Data items:
+ + + + +
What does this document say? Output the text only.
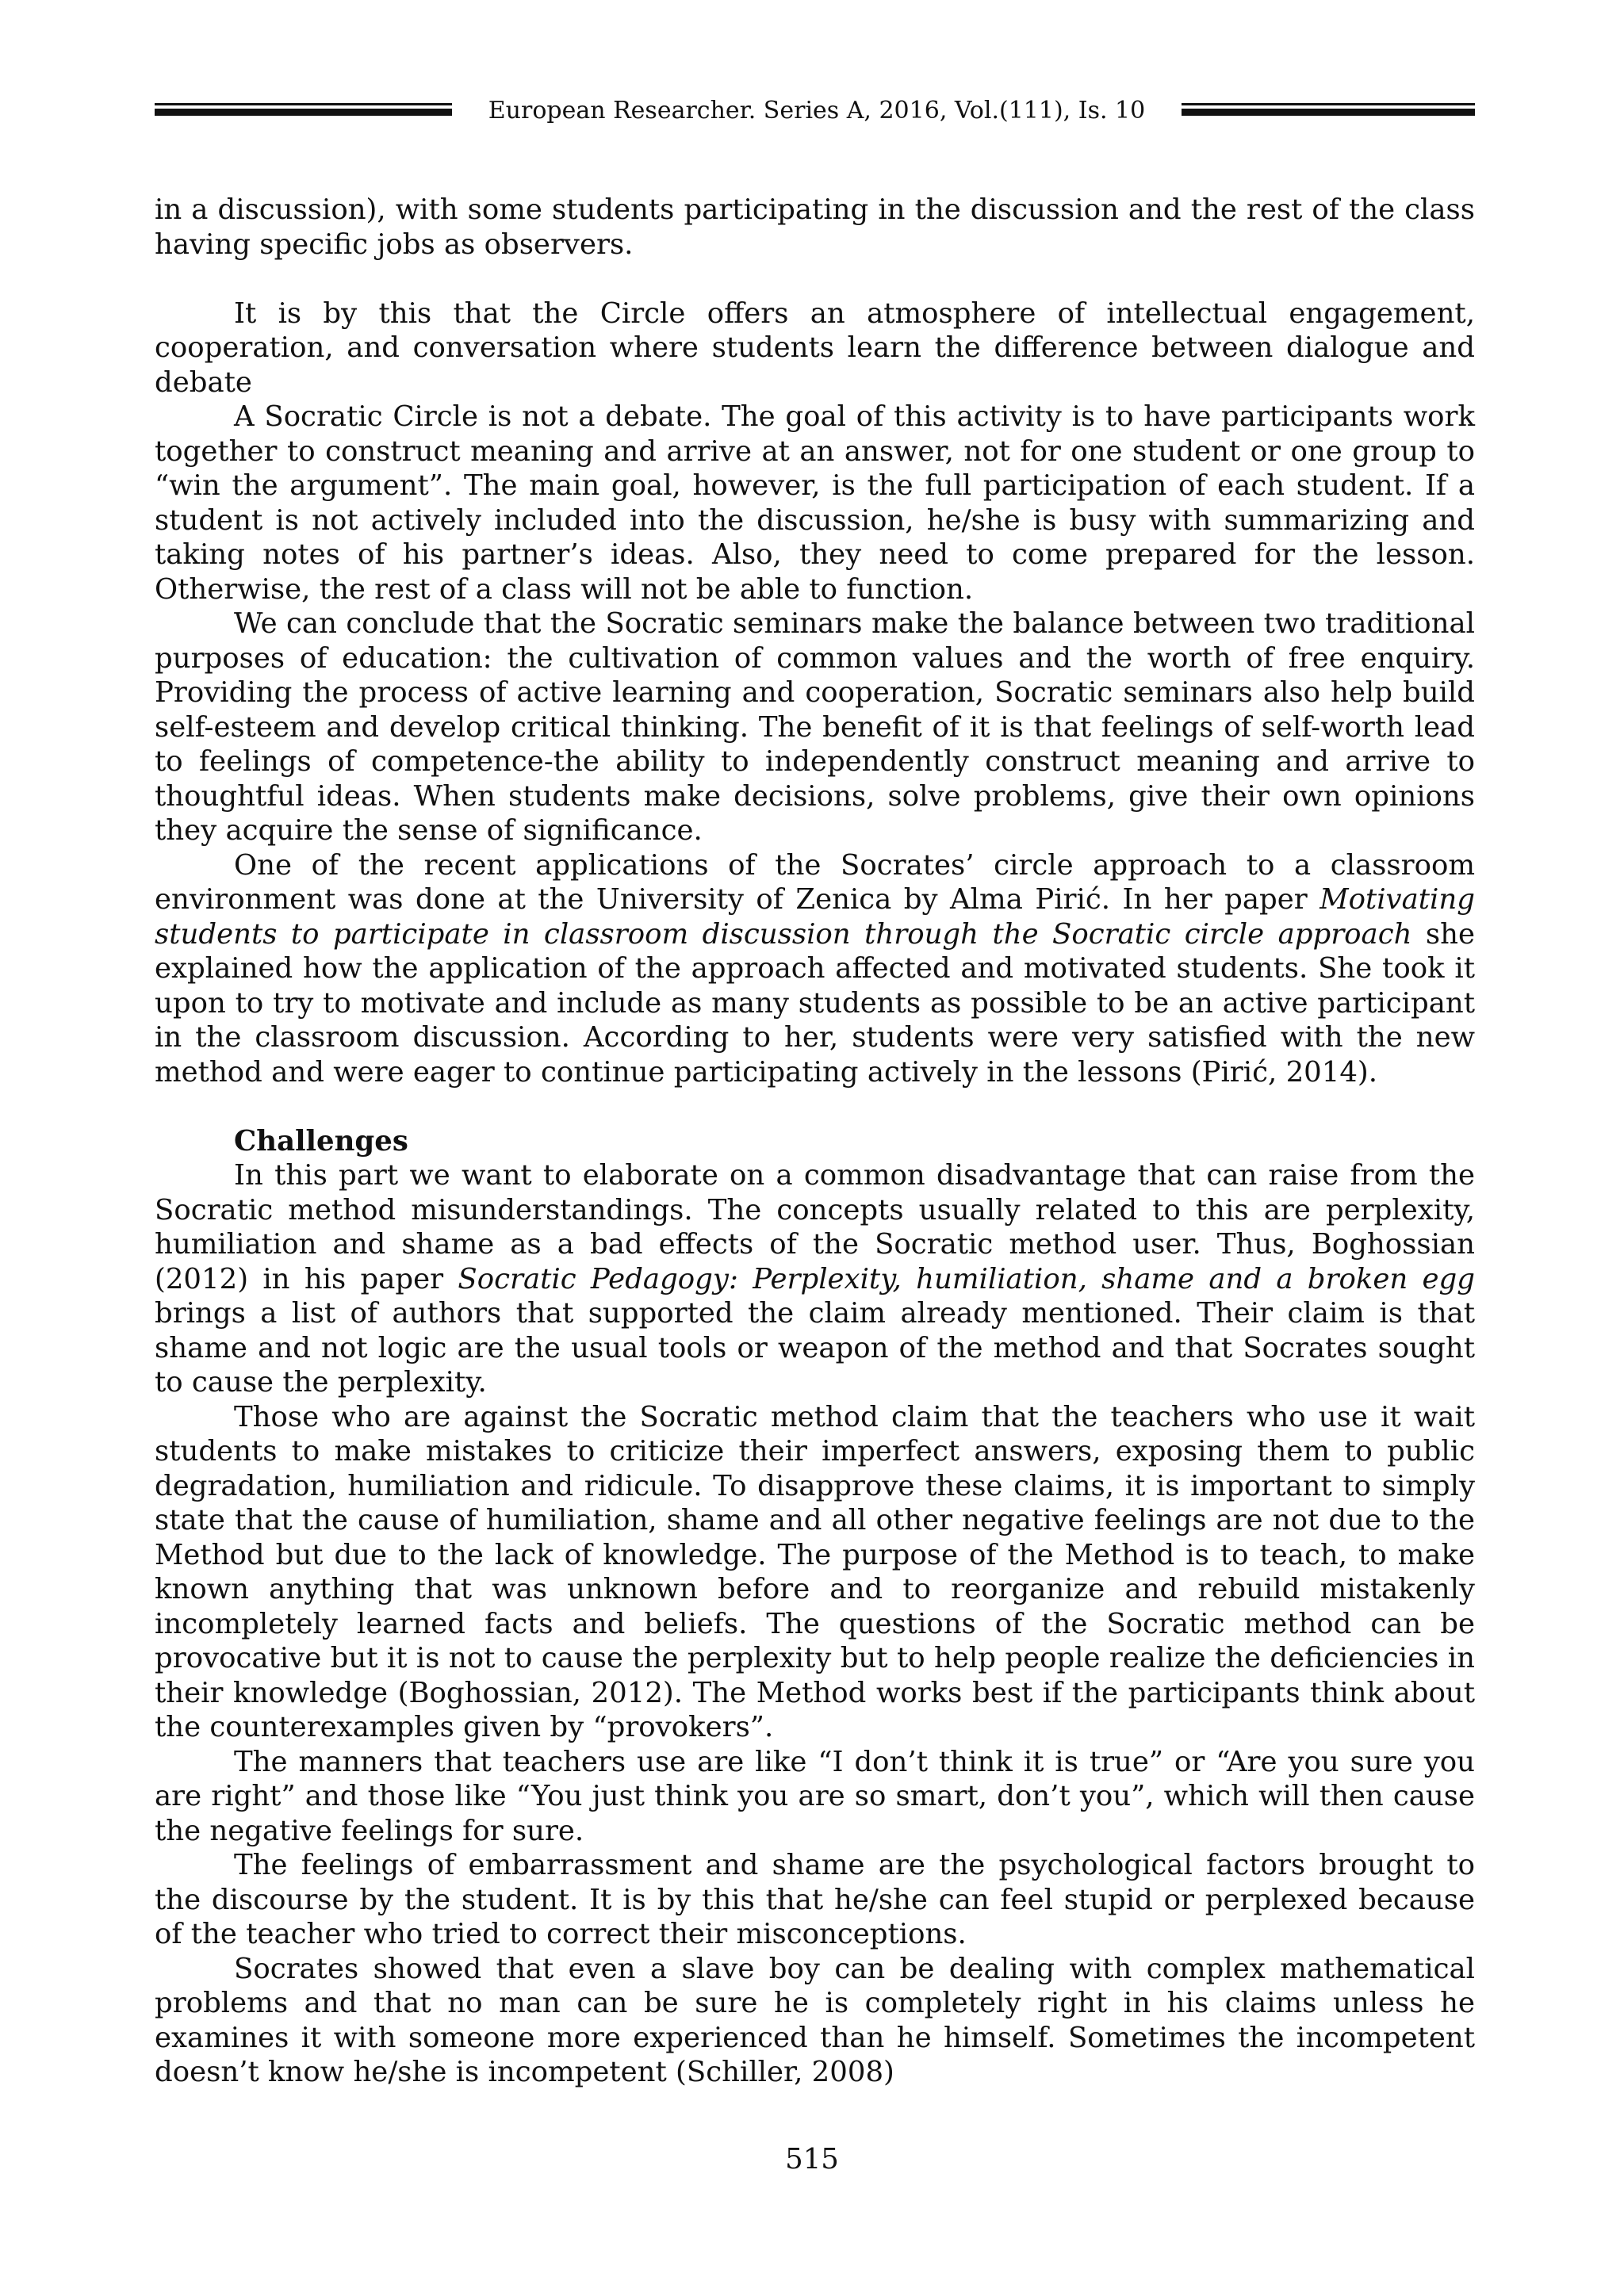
European Researcher. Series A, 2016, Vol.(111), Is. 10

in a discussion), with some students participating in the discussion and the rest of the class having specific jobs as observers.

It is by this that the Circle offers an atmosphere of intellectual engagement, cooperation, and conversation where students learn the difference between dialogue and debate

A Socratic Circle is not a debate. The goal of this activity is to have participants work together to construct meaning and arrive at an answer, not for one student or one group to “win the argument”. The main goal, however, is the full participation of each student. If a student is not actively included into the discussion, he/she is busy with summarizing and taking notes of his partner’s ideas. Also, they need to come prepared for the lesson. Otherwise, the rest of a class will not be able to function.

We can conclude that the Socratic seminars make the balance between two traditional purposes of education: the cultivation of common values and the worth of free enquiry. Providing the process of active learning and cooperation, Socratic seminars also help build self-esteem and develop critical thinking. The benefit of it is that feelings of self-worth lead to feelings of competence-the ability to independently construct meaning and arrive to thoughtful ideas. When students make decisions, solve problems, give their own opinions they acquire the sense of significance.

One of the recent applications of the Socrates’ circle approach to a classroom environment was done at the University of Zenica by Alma Pirić. In her paper Motivating students to participate in classroom discussion through the Socratic circle approach she explained how the application of the approach affected and motivated students. She took it upon to try to motivate and include as many students as possible to be an active participant in the classroom discussion. According to her, students were very satisfied with the new method and were eager to continue participating actively in the lessons (Pirić, 2014).

Challenges

In this part we want to elaborate on a common disadvantage that can raise from the Socratic method misunderstandings. The concepts usually related to this are perplexity, humiliation and shame as a bad effects of the Socratic method user. Thus, Boghossian (2012) in his paper Socratic Pedagogy: Perplexity, humiliation, shame and a broken egg brings a list of authors that supported the claim already mentioned. Their claim is that shame and not logic are the usual tools or weapon of the method and that Socrates sought to cause the perplexity.

Those who are against the Socratic method claim that the teachers who use it wait students to make mistakes to criticize their imperfect answers, exposing them to public degradation, humiliation and ridicule. To disapprove these claims, it is important to simply state that the cause of humiliation, shame and all other negative feelings are not due to the Method but due to the lack of knowledge. The purpose of the Method is to teach, to make known anything that was unknown before and to reorganize and rebuild mistakenly incompletely learned facts and beliefs. The questions of the Socratic method can be provocative but it is not to cause the perplexity but to help people realize the deficiencies in their knowledge (Boghossian, 2012). The Method works best if the participants think about the counterexamples given by “provokers”.

The manners that teachers use are like “I don’t think it is true” or “Are you sure you are right” and those like “You just think you are so smart, don’t you”, which will then cause the negative feelings for sure.

The feelings of embarrassment and shame are the psychological factors brought to the discourse by the student. It is by this that he/she can feel stupid or perplexed because of the teacher who tried to correct their misconceptions.

Socrates showed that even a slave boy can be dealing with complex mathematical problems and that no man can be sure he is completely right in his claims unless he examines it with someone more experienced than he himself. Sometimes the incompetent doesn’t know he/she is incompetent (Schiller, 2008)

515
+ + + + +
## EXERCISE BRIEF:
Without the pictures, transcribe the listing above exactly.

## FINAL RESULT:
What does this document say? Output the text only.
European Researcher. Series A, 2016, Vol.(111), Is. 10

in a discussion), with some students participating in the discussion and the rest of the class having specific jobs as observers.

It is by this that the Circle offers an atmosphere of intellectual engagement, cooperation, and conversation where students learn the difference between dialogue and debate

A Socratic Circle is not a debate. The goal of this activity is to have participants work together to construct meaning and arrive at an answer, not for one student or one group to “win the argument”. The main goal, however, is the full participation of each student. If a student is not actively included into the discussion, he/she is busy with summarizing and taking notes of his partner’s ideas. Also, they need to come prepared for the lesson. Otherwise, the rest of a class will not be able to function.

We can conclude that the Socratic seminars make the balance between two traditional purposes of education: the cultivation of common values and the worth of free enquiry. Providing the process of active learning and cooperation, Socratic seminars also help build self-esteem and develop critical thinking. The benefit of it is that feelings of self-worth lead to feelings of competence-the ability to independently construct meaning and arrive to thoughtful ideas. When students make decisions, solve problems, give their own opinions they acquire the sense of significance.

One of the recent applications of the Socrates’ circle approach to a classroom environment was done at the University of Zenica by Alma Pirić. In her paper Motivating students to participate in classroom discussion through the Socratic circle approach she explained how the application of the approach affected and motivated students. She took it upon to try to motivate and include as many students as possible to be an active participant in the classroom discussion. According to her, students were very satisfied with the new method and were eager to continue participating actively in the lessons (Pirić, 2014).

Challenges

In this part we want to elaborate on a common disadvantage that can raise from the Socratic method misunderstandings. The concepts usually related to this are perplexity, humiliation and shame as a bad effects of the Socratic method user. Thus, Boghossian (2012) in his paper Socratic Pedagogy: Perplexity, humiliation, shame and a broken egg brings a list of authors that supported the claim already mentioned. Their claim is that shame and not logic are the usual tools or weapon of the method and that Socrates sought to cause the perplexity.

Those who are against the Socratic method claim that the teachers who use it wait students to make mistakes to criticize their imperfect answers, exposing them to public degradation, humiliation and ridicule. To disapprove these claims, it is important to simply state that the cause of humiliation, shame and all other negative feelings are not due to the Method but due to the lack of knowledge. The purpose of the Method is to teach, to make known anything that was unknown before and to reorganize and rebuild mistakenly incompletely learned facts and beliefs. The questions of the Socratic method can be provocative but it is not to cause the perplexity but to help people realize the deficiencies in their knowledge (Boghossian, 2012). The Method works best if the participants think about the counterexamples given by “provokers”.

The manners that teachers use are like “I don’t think it is true” or “Are you sure you are right” and those like “You just think you are so smart, don’t you”, which will then cause the negative feelings for sure.

The feelings of embarrassment and shame are the psychological factors brought to the discourse by the student. It is by this that he/she can feel stupid or perplexed because of the teacher who tried to correct their misconceptions.

Socrates showed that even a slave boy can be dealing with complex mathematical problems and that no man can be sure he is completely right in his claims unless he examines it with someone more experienced than he himself. Sometimes the incompetent doesn’t know he/she is incompetent (Schiller, 2008)

515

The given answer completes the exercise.